Listing / Search Results Page
  │
  ├─ Collects all item detail page links
  ├─ Collects the "Next Page" URL
  │
  └─ For each item:
        Navigate to detail page
        Find best full-size image (6 strategies)
        Download image
        Wait 5 seconds  ← hardcoded, always enforced
        Move to next item
  │
  └─ Navigate to Next Page → repeat until stopped

If no item links are detected (e.g. the page is already a direct image gallery), ScrapeBot downloads full-size images straight from the page.


Requirements

  • macOS, Linux, or Windows
  • Python 3.9 or higher

Installation

# 1. Clone the repo
git clone https://github.com/realbobcorbin/scrapebot.git
cd scrapebot

# 2. Install Python dependencies
pip install -r requirements.txt

# 3. Install the Playwright Chromium browser
playwright install chromium

Usage

python main.py

Double-click launch

Steps

  1. Enter a URL — paste the starting URL (search results page, gallery index, etc.)
  2. Set Max Pages — number of listing pages to crawl. Set to 0 for unlimited (runs until you press Stop)
  3. Choose output folder — a timestamped subfolder is created automatically
  4. Click Start Scraping

Each top-level tab is a separate scrape session, so you can run multiple jobs in parallel without mixing logs, counters, or output folders.

Output

Each session creates a folder like output/archive_org_20240315_142301/ containing:

images/
  img_000001.jpg
  img_000002.png
  img_000003.gif
  ...

### Task description:
Transcribe the part of the ScrapeBot excerpt that falls between "Double-click launch" and "you press Stop)", inclusive.

### Raw data:

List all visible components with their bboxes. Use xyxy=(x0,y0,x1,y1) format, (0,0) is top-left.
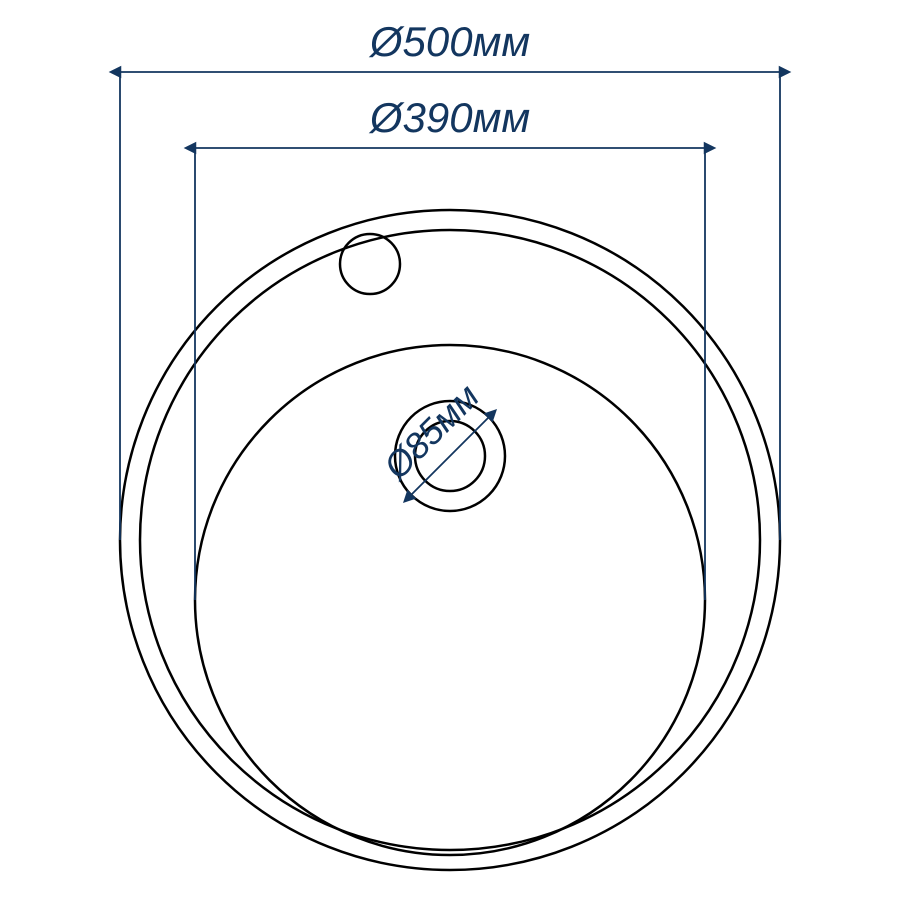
dimensions: Ø500мм Ø390мм Ø85мм xyxy=(120,18,780,600)
outer_inner-circle xyxy=(140,230,760,850)
dim-d500-label: Ø500мм xyxy=(368,18,530,65)
dim-d85-label: Ø85мм xyxy=(376,376,487,487)
sink-drawing xyxy=(120,210,780,870)
outer-circle xyxy=(120,210,780,870)
dim-d390-label: Ø390мм xyxy=(368,94,530,141)
dim-d390: Ø390мм xyxy=(195,94,705,600)
dim-d85: Ø85мм xyxy=(376,376,489,495)
tap_hole-circle xyxy=(340,234,400,294)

### Final result:
Double-click launch

Steps

  1. Enter a URL — paste the starting URL (search results page, gallery index, etc.)
  2. Set Max Pages — number of listing pages to crawl. Set to 0 for unlimited (runs until you press Stop)